**To be done:** Please give the listing again in its entirety, exactly as written.

[Dataset items]
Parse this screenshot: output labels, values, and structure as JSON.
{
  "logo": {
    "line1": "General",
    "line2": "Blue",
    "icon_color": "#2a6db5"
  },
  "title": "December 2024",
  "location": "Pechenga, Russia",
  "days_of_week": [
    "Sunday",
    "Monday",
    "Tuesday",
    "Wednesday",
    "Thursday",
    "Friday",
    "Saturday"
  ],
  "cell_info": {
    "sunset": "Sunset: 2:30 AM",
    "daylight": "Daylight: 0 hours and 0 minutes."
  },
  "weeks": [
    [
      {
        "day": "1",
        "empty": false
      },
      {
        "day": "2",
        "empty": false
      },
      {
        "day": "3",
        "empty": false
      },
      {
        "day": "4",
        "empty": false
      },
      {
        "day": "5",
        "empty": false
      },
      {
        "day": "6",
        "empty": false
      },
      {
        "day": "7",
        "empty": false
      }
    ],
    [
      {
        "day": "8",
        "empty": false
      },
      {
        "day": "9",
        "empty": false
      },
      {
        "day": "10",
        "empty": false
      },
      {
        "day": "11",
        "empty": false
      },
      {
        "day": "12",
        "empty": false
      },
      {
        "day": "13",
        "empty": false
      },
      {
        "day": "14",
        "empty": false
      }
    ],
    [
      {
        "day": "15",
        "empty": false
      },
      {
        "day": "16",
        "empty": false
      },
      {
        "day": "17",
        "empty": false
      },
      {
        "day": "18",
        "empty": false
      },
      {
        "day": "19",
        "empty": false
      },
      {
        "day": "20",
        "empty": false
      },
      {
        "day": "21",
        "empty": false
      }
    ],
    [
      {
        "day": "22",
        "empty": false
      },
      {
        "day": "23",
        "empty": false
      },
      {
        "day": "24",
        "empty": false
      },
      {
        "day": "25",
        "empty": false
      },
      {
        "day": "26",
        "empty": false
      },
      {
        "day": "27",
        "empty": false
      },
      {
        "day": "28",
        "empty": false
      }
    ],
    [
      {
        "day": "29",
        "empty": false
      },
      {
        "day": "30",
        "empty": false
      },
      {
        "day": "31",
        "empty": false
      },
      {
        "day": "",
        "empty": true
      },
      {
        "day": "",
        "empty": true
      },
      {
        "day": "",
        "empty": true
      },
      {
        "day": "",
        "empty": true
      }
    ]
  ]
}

**Task answer:**
Parse this screenshot: output labels, values, and structure as JSON.
{
  "logo": {
    "line1": "General",
    "line2": "Blue",
    "icon_color": "#2a6db5"
  },
  "title": "December 2024",
  "location": "Pechenga, Russia",
  "days_of_week": [
    "Sunday",
    "Monday",
    "Tuesday",
    "Wednesday",
    "Thursday",
    "Friday",
    "Saturday"
  ],
  "cell_info": {
    "sunset": "Sunset: 2:30 AM",
    "daylight": "Daylight: 0 hours and 0 minutes."
  },
  "weeks": [
    [
      {
        "day": "1",
        "empty": false
      },
      {
        "day": "2",
        "empty": false
      },
      {
        "day": "3",
        "empty": false
      },
      {
        "day": "4",
        "empty": false
      },
      {
        "day": "5",
        "empty": false
      },
      {
        "day": "6",
        "empty": false
      },
      {
        "day": "7",
        "empty": false
      }
    ],
    [
      {
        "day": "8",
        "empty": false
      },
      {
        "day": "9",
        "empty": false
      },
      {
        "day": "10",
        "empty": false
      },
      {
        "day": "11",
        "empty": false
      },
      {
        "day": "12",
        "empty": false
      },
      {
        "day": "13",
        "empty": false
      },
      {
        "day": "14",
        "empty": false
      }
    ],
    [
      {
        "day": "15",
        "empty": false
      },
      {
        "day": "16",
        "empty": false
      },
      {
        "day": "17",
        "empty": false
      },
      {
        "day": "18",
        "empty": false
      },
      {
        "day": "19",
        "empty": false
      },
      {
        "day": "20",
        "empty": false
      },
      {
        "day": "21",
        "empty": false
      }
    ],
    [
      {
        "day": "22",
        "empty": false
      },
      {
        "day": "23",
        "empty": false
      },
      {
        "day": "24",
        "empty": false
      },
      {
        "day": "25",
        "empty": false
      },
      {
        "day": "26",
        "empty": false
      },
      {
        "day": "27",
        "empty": false
      },
      {
        "day": "28",
        "empty": false
      }
    ],
    [
      {
        "day": "29",
        "empty": false
      },
      {
        "day": "30",
        "empty": false
      },
      {
        "day": "31",
        "empty": false
      },
      {
        "day": "",
        "empty": true
      },
      {
        "day": "",
        "empty": true
      },
      {
        "day": "",
        "empty": true
      },
      {
        "day": "",
        "empty": true
      }
    ]
  ]
}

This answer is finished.